● **Objective**
Show every line of the records below that contains the word "Loan".

● **Record extracts**
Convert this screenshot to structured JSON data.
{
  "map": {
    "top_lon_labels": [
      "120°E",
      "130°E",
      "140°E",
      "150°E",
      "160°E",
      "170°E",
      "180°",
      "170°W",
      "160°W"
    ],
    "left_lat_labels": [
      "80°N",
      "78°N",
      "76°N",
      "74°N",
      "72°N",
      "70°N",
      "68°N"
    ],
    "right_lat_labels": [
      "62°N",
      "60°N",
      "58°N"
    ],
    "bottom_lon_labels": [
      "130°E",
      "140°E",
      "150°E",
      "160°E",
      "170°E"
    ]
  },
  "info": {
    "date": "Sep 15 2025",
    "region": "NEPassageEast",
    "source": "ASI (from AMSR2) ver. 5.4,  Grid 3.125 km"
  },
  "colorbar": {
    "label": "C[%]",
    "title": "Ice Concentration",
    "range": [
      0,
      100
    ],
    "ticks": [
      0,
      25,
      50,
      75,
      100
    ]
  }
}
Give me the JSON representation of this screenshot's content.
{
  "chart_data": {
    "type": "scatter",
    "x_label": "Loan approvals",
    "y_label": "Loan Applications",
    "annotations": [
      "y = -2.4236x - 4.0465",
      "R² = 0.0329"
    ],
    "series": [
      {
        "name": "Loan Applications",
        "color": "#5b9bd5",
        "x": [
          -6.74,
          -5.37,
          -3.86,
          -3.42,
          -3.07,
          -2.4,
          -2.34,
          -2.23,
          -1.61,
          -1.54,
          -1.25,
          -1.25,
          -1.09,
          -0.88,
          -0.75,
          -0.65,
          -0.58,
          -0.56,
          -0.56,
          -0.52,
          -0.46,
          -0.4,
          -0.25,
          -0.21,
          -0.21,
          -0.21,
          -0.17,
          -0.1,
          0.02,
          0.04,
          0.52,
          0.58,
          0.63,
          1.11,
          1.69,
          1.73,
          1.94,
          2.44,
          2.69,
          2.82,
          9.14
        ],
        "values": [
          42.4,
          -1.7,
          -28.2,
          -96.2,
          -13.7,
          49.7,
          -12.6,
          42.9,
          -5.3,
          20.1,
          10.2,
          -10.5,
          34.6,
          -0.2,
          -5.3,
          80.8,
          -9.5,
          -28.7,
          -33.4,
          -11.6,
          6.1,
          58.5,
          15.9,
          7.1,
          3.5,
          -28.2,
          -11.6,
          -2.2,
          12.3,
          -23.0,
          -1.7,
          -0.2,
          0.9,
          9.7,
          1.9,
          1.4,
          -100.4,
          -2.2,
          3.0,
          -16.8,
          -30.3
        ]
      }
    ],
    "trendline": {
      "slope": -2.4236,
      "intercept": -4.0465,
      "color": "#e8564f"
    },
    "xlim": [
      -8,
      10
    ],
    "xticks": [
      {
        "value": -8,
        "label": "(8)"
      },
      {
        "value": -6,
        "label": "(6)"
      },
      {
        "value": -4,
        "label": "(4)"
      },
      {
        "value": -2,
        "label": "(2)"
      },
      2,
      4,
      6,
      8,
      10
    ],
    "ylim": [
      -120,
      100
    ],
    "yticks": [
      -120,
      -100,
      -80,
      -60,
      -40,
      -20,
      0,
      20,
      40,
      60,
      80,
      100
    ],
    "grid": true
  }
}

● **Solution to this exercise**
    "x_label": "Loan approvals",
    "y_label": "Loan Applications",
        "name": "Loan Applications",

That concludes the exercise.